** start of THE DATA **

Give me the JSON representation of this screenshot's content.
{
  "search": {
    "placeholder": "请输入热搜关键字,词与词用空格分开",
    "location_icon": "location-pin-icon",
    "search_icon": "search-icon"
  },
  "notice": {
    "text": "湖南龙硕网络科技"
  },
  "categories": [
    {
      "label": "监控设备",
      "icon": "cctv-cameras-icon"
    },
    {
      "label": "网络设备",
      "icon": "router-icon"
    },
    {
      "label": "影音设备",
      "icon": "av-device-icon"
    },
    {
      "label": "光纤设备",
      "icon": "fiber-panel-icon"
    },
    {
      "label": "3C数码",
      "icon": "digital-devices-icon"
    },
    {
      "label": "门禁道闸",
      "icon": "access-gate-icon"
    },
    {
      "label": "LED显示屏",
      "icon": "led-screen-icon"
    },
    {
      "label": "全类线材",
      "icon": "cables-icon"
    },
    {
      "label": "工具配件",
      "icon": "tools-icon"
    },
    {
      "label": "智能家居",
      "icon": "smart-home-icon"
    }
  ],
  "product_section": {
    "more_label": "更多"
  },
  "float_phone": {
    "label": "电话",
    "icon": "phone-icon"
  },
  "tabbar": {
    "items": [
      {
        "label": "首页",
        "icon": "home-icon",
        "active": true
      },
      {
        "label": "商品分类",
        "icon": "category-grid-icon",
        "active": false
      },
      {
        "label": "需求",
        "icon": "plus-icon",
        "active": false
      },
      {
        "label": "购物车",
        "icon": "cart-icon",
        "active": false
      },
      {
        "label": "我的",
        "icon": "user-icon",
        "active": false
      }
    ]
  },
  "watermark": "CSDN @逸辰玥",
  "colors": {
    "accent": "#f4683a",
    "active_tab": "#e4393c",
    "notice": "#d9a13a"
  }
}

** end of THE DATA **

## STATED EXERCISE
Restate the listing above word for word.

## FINAL RESULT
Give me the JSON representation of this screenshot's content.
{
  "search": {
    "placeholder": "请输入热搜关键字,词与词用空格分开",
    "location_icon": "location-pin-icon",
    "search_icon": "search-icon"
  },
  "notice": {
    "text": "湖南龙硕网络科技"
  },
  "categories": [
    {
      "label": "监控设备",
      "icon": "cctv-cameras-icon"
    },
    {
      "label": "网络设备",
      "icon": "router-icon"
    },
    {
      "label": "影音设备",
      "icon": "av-device-icon"
    },
    {
      "label": "光纤设备",
      "icon": "fiber-panel-icon"
    },
    {
      "label": "3C数码",
      "icon": "digital-devices-icon"
    },
    {
      "label": "门禁道闸",
      "icon": "access-gate-icon"
    },
    {
      "label": "LED显示屏",
      "icon": "led-screen-icon"
    },
    {
      "label": "全类线材",
      "icon": "cables-icon"
    },
    {
      "label": "工具配件",
      "icon": "tools-icon"
    },
    {
      "label": "智能家居",
      "icon": "smart-home-icon"
    }
  ],
  "product_section": {
    "more_label": "更多"
  },
  "float_phone": {
    "label": "电话",
    "icon": "phone-icon"
  },
  "tabbar": {
    "items": [
      {
        "label": "首页",
        "icon": "home-icon",
        "active": true
      },
      {
        "label": "商品分类",
        "icon": "category-grid-icon",
        "active": false
      },
      {
        "label": "需求",
        "icon": "plus-icon",
        "active": false
      },
      {
        "label": "购物车",
        "icon": "cart-icon",
        "active": false
      },
      {
        "label": "我的",
        "icon": "user-icon",
        "active": false
      }
    ]
  },
  "watermark": "CSDN @逸辰玥",
  "colors": {
    "accent": "#f4683a",
    "active_tab": "#e4393c",
    "notice": "#d9a13a"
  }
}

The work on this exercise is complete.